◆ **Work to be completed**:
Find the lines that include the string "bottom" and report how many there are. Give no other text.

◆ **Dataset extract**:
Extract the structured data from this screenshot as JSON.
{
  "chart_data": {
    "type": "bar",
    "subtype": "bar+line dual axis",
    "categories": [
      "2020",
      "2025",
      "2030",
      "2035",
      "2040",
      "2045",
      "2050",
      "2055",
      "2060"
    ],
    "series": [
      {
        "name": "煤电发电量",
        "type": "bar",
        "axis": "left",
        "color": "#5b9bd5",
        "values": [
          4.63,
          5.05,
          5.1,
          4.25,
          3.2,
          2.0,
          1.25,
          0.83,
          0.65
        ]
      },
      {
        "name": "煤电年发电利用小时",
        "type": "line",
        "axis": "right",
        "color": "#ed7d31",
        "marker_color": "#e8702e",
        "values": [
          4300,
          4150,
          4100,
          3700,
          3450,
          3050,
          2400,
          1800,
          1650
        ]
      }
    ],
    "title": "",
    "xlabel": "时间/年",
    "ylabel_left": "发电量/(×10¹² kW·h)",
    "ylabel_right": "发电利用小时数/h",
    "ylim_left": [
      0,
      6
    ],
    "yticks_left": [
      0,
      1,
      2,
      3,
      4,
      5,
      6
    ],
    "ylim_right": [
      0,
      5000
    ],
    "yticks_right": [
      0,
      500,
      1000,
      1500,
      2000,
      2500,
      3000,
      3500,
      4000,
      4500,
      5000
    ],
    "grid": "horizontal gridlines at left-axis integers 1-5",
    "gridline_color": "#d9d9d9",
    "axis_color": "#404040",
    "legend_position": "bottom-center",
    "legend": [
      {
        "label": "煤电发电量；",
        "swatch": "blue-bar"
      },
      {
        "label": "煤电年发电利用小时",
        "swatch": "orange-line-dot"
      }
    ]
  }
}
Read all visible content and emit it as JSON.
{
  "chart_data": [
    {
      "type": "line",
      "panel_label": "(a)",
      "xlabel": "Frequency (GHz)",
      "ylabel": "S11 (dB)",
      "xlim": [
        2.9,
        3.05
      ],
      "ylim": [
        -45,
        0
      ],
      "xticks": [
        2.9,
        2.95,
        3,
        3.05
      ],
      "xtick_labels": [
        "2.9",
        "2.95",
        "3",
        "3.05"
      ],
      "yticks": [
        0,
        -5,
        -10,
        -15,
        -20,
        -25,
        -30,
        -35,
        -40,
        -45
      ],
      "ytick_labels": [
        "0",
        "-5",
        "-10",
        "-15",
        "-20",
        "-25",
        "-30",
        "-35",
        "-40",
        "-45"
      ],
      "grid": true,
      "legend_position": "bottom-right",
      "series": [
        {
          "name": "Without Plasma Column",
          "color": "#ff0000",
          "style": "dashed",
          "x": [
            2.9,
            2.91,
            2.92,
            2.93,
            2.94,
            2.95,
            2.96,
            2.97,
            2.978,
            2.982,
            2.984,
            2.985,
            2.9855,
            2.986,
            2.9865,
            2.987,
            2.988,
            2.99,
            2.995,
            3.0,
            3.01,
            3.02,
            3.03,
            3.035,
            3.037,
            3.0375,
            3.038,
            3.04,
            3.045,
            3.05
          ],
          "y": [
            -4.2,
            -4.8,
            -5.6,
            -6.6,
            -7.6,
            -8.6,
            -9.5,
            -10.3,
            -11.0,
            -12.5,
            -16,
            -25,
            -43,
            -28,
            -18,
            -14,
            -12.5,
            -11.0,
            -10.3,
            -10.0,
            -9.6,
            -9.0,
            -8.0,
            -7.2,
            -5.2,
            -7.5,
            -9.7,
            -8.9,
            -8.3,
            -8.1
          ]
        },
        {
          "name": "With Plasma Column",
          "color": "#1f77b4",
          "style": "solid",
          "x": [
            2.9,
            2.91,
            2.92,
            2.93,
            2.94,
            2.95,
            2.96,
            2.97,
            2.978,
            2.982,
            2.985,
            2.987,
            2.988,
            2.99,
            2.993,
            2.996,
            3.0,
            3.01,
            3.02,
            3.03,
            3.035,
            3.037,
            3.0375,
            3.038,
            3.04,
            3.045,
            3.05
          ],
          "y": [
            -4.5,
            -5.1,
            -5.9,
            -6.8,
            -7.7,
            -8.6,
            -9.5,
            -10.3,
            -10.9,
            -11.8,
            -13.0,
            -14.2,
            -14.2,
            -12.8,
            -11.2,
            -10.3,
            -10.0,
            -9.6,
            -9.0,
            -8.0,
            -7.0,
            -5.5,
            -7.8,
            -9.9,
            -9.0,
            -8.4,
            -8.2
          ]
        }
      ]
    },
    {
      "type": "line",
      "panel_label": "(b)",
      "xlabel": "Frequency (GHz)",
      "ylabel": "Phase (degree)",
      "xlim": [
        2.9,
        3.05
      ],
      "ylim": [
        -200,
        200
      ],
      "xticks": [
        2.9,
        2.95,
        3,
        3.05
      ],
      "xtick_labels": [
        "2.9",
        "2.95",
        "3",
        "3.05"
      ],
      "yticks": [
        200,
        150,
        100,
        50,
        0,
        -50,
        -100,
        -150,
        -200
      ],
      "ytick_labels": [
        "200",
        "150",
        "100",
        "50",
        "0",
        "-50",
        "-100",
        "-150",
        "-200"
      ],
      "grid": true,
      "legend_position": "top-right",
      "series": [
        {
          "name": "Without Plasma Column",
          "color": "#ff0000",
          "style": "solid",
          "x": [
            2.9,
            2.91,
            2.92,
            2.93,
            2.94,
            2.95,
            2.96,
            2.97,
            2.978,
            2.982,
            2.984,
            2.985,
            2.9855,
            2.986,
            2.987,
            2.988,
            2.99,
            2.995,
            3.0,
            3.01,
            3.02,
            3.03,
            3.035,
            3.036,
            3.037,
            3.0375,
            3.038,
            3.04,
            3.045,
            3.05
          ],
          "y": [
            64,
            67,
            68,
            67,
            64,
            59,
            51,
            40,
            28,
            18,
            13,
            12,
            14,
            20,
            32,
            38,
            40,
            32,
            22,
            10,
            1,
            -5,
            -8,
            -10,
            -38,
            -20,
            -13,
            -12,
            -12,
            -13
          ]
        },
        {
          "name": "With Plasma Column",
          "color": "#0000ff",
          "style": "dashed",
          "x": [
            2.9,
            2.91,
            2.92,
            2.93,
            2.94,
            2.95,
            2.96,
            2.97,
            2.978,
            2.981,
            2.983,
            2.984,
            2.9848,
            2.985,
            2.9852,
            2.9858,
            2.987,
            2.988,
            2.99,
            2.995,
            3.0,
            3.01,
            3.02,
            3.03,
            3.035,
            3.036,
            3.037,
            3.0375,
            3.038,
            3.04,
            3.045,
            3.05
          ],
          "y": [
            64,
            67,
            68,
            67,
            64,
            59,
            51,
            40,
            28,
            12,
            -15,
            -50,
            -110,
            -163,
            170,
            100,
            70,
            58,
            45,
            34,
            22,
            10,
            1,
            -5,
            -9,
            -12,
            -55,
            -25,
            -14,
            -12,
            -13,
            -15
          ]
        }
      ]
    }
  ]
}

◆ **Expected answer**:
2